Data to use:
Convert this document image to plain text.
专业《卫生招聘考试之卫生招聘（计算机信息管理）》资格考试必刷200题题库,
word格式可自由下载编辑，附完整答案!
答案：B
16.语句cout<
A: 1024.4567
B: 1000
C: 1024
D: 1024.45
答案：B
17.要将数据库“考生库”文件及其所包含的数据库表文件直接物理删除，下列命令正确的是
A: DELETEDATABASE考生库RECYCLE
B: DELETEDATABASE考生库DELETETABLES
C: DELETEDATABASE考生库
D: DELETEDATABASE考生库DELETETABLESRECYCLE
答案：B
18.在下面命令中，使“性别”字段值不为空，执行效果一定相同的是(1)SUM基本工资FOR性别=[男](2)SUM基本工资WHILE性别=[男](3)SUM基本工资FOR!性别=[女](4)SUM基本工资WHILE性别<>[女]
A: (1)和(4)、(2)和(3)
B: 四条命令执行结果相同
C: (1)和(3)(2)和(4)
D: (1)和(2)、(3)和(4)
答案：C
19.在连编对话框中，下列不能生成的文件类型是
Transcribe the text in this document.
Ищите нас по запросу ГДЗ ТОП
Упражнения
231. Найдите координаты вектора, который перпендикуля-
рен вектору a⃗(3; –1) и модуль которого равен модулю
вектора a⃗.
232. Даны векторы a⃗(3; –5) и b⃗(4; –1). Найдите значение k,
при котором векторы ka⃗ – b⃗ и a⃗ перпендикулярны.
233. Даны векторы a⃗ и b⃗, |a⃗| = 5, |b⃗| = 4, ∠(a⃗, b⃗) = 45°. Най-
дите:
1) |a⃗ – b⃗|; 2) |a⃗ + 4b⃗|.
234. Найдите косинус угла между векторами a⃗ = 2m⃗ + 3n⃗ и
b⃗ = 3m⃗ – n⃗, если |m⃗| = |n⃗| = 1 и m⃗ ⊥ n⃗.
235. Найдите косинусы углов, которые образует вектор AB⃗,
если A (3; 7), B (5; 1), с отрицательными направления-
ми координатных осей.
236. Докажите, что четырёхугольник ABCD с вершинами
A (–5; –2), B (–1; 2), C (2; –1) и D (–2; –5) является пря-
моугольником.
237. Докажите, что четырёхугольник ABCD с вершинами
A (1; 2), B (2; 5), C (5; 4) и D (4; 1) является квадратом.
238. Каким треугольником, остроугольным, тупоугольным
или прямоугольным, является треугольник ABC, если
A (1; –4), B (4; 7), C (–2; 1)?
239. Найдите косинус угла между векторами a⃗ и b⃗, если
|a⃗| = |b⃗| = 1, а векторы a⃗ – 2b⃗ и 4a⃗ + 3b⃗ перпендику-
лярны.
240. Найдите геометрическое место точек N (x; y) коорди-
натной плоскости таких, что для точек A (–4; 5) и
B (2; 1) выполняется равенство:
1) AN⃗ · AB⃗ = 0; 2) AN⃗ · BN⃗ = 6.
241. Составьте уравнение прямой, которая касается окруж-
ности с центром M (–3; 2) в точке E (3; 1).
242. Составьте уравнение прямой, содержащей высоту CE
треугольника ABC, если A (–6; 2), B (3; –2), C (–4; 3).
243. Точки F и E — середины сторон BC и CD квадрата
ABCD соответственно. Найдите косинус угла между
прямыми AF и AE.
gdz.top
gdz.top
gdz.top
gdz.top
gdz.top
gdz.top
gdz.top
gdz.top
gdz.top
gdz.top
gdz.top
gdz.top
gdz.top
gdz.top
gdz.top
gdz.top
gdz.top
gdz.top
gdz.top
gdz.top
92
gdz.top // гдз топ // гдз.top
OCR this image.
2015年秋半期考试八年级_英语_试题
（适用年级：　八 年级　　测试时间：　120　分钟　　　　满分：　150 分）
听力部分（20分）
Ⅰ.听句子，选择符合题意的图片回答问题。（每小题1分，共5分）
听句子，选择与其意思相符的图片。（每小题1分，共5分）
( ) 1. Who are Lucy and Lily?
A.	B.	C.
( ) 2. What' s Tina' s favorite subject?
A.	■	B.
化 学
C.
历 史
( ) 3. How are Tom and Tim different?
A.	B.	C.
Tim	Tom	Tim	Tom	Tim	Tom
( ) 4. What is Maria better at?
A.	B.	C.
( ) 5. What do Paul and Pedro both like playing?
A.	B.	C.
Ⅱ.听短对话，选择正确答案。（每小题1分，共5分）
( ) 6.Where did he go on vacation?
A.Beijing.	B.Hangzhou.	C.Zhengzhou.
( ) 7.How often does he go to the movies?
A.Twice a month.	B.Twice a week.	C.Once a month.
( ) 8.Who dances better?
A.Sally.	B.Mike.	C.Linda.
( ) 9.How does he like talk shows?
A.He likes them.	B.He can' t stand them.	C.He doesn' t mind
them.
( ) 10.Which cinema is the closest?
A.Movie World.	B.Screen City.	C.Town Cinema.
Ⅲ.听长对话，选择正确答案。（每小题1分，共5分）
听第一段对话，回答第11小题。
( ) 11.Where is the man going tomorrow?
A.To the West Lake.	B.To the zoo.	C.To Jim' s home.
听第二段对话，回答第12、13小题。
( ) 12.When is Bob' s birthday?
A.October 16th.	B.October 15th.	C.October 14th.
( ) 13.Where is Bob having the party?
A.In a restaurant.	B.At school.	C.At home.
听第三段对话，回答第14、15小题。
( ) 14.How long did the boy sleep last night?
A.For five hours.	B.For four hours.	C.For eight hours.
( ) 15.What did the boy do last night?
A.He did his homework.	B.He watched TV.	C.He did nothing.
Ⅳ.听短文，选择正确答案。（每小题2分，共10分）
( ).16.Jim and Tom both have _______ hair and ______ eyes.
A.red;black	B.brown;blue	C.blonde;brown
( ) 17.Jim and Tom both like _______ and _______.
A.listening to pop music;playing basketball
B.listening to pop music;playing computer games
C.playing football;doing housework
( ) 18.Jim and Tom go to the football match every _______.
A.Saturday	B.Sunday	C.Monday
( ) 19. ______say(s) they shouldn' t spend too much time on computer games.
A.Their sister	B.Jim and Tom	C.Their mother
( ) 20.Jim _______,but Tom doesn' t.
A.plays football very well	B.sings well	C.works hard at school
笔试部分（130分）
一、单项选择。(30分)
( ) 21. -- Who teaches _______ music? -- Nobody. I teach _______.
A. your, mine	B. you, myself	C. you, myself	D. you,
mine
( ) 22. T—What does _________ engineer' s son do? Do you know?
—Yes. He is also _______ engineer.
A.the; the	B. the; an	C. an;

What you should do: Output all of the data again. Match it exactly.

Final result:
Convert this document image to plain text.
专业《卫生招聘考试之卫生招聘（计算机信息管理）》资格考试必刷200题题库,
word格式可自由下载编辑，附完整答案!
答案：B
16.语句cout<
A: 1024.4567
B: 1000
C: 1024
D: 1024.45
答案：B
17.要将数据库“考生库”文件及其所包含的数据库表文件直接物理删除，下列命令正确的是
A: DELETEDATABASE考生库RECYCLE
B: DELETEDATABASE考生库DELETETABLES
C: DELETEDATABASE考生库
D: DELETEDATABASE考生库DELETETABLESRECYCLE
答案：B
18.在下面命令中，使“性别”字段值不为空，执行效果一定相同的是(1)SUM基本工资FOR性别=[男](2)SUM基本工资WHILE性别=[男](3)SUM基本工资FOR!性别=[女](4)SUM基本工资WHILE性别<>[女]
A: (1)和(4)、(2)和(3)
B: 四条命令执行结果相同
C: (1)和(3)(2)和(4)
D: (1)和(2)、(3)和(4)
答案：C
19.在连编对话框中，下列不能生成的文件类型是
Transcribe the text in this document.
Ищите нас по запросу ГДЗ ТОП
Упражнения
231. Найдите координаты вектора, который перпендикуля-
рен вектору a⃗(3; –1) и модуль которого равен модулю
вектора a⃗.
232. Даны векторы a⃗(3; –5) и b⃗(4; –1). Найдите значение k,
при котором векторы ka⃗ – b⃗ и a⃗ перпендикулярны.
233. Даны векторы a⃗ и b⃗, |a⃗| = 5, |b⃗| = 4, ∠(a⃗, b⃗) = 45°. Най-
дите:
1) |a⃗ – b⃗|; 2) |a⃗ + 4b⃗|.
234. Найдите косинус угла между векторами a⃗ = 2m⃗ + 3n⃗ и
b⃗ = 3m⃗ – n⃗, если |m⃗| = |n⃗| = 1 и m⃗ ⊥ n⃗.
235. Найдите косинусы углов, которые образует вектор AB⃗,
если A (3; 7), B (5; 1), с отрицательными направления-
ми координатных осей.
236. Докажите, что четырёхугольник ABCD с вершинами
A (–5; –2), B (–1; 2), C (2; –1) и D (–2; –5) является пря-
моугольником.
237. Докажите, что четырёхугольник ABCD с вершинами
A (1; 2), B (2; 5), C (5; 4) и D (4; 1) является квадратом.
238. Каким треугольником, остроугольным, тупоугольным
или прямоугольным, является треугольник ABC, если
A (1; –4), B (4; 7), C (–2; 1)?
239. Найдите косинус угла между векторами a⃗ и b⃗, если
|a⃗| = |b⃗| = 1, а векторы a⃗ – 2b⃗ и 4a⃗ + 3b⃗ перпендику-
лярны.
240. Найдите геометрическое место точек N (x; y) коорди-
натной плоскости таких, что для точек A (–4; 5) и
B (2; 1) выполняется равенство:
1) AN⃗ · AB⃗ = 0; 2) AN⃗ · BN⃗ = 6.
241. Составьте уравнение прямой, которая касается окруж-
ности с центром M (–3; 2) в точке E (3; 1).
242. Составьте уравнение прямой, содержащей высоту CE
треугольника ABC, если A (–6; 2), B (3; –2), C (–4; 3).
243. Точки F и E — середины сторон BC и CD квадрата
ABCD соответственно. Найдите косинус угла между
прямыми AF и AE.
gdz.top
gdz.top
gdz.top
gdz.top
gdz.top
gdz.top
gdz.top
gdz.top
gdz.top
gdz.top
gdz.top
gdz.top
gdz.top
gdz.top
gdz.top
gdz.top
gdz.top
gdz.top
gdz.top
gdz.top
92
gdz.top // гдз топ // гдз.top
OCR this image.
2015年秋半期考试八年级_英语_试题
（适用年级：　八 年级　　测试时间：　120　分钟　　　　满分：　150 分）
听力部分（20分）
Ⅰ.听句子，选择符合题意的图片回答问题。（每小题1分，共5分）
听句子，选择与其意思相符的图片。（每小题1分，共5分）
( ) 1. Who are Lucy and Lily?
A.	B.	C.
( ) 2. What' s Tina' s favorite subject?
A.	■	B.
化 学
C.
历 史
( ) 3. How are Tom and Tim different?
A.	B.	C.
Tim	Tom	Tim	Tom	Tim	Tom
( ) 4. What is Maria better at?
A.	B.	C.
( ) 5. What do Paul and Pedro both like playing?
A.	B.	C.
Ⅱ.听短对话，选择正确答案。（每小题1分，共5分）
( ) 6.Where did he go on vacation?
A.Beijing.	B.Hangzhou.	C.Zhengzhou.
( ) 7.How often does he go to the movies?
A.Twice a month.	B.Twice a week.	C.Once a month.
( ) 8.Who dances better?
A.Sally.	B.Mike.	C.Linda.
( ) 9.How does he like talk shows?
A.He likes them.	B.He can' t stand them.	C.He doesn' t mind
them.
( ) 10.Which cinema is the closest?
A.Movie World.	B.Screen City.	C.Town Cinema.
Ⅲ.听长对话，选择正确答案。（每小题1分，共5分）
听第一段对话，回答第11小题。
( ) 11.Where is the man going tomorrow?
A.To the West Lake.	B.To the zoo.	C.To Jim' s home.
听第二段对话，回答第12、13小题。
( ) 12.When is Bob' s birthday?
A.October 16th.	B.October 15th.	C.October 14th.
( ) 13.Where is Bob having the party?
A.In a restaurant.	B.At school.	C.At home.
听第三段对话，回答第14、15小题。
( ) 14.How long did the boy sleep last night?
A.For five hours.	B.For four hours.	C.For eight hours.
( ) 15.What did the boy do last night?
A.He did his homework.	B.He watched TV.	C.He did nothing.
Ⅳ.听短文，选择正确答案。（每小题2分，共10分）
( ).16.Jim and Tom both have _______ hair and ______ eyes.
A.red;black	B.brown;blue	C.blonde;brown
( ) 17.Jim and Tom both like _______ and _______.
A.listening to pop music;playing basketball
B.listening to pop music;playing computer games
C.playing football;doing housework
( ) 18.Jim and Tom go to the football match every _______.
A.Saturday	B.Sunday	C.Monday
( ) 19. ______say(s) they shouldn' t spend too much time on computer games.
A.Their sister	B.Jim and Tom	C.Their mother
( ) 20.Jim _______,but Tom doesn' t.
A.plays football very well	B.sings well	C.works hard at school
笔试部分（130分）
一、单项选择。(30分)
( ) 21. -- Who teaches _______ music? -- Nobody. I teach _______.
A. your, mine	B. you, myself	C. you, myself	D. you,
mine
( ) 22. T—What does _________ engineer' s son do? Do you know?
—Yes. He is also _______ engineer.
A.the; the	B. the; an	C. an;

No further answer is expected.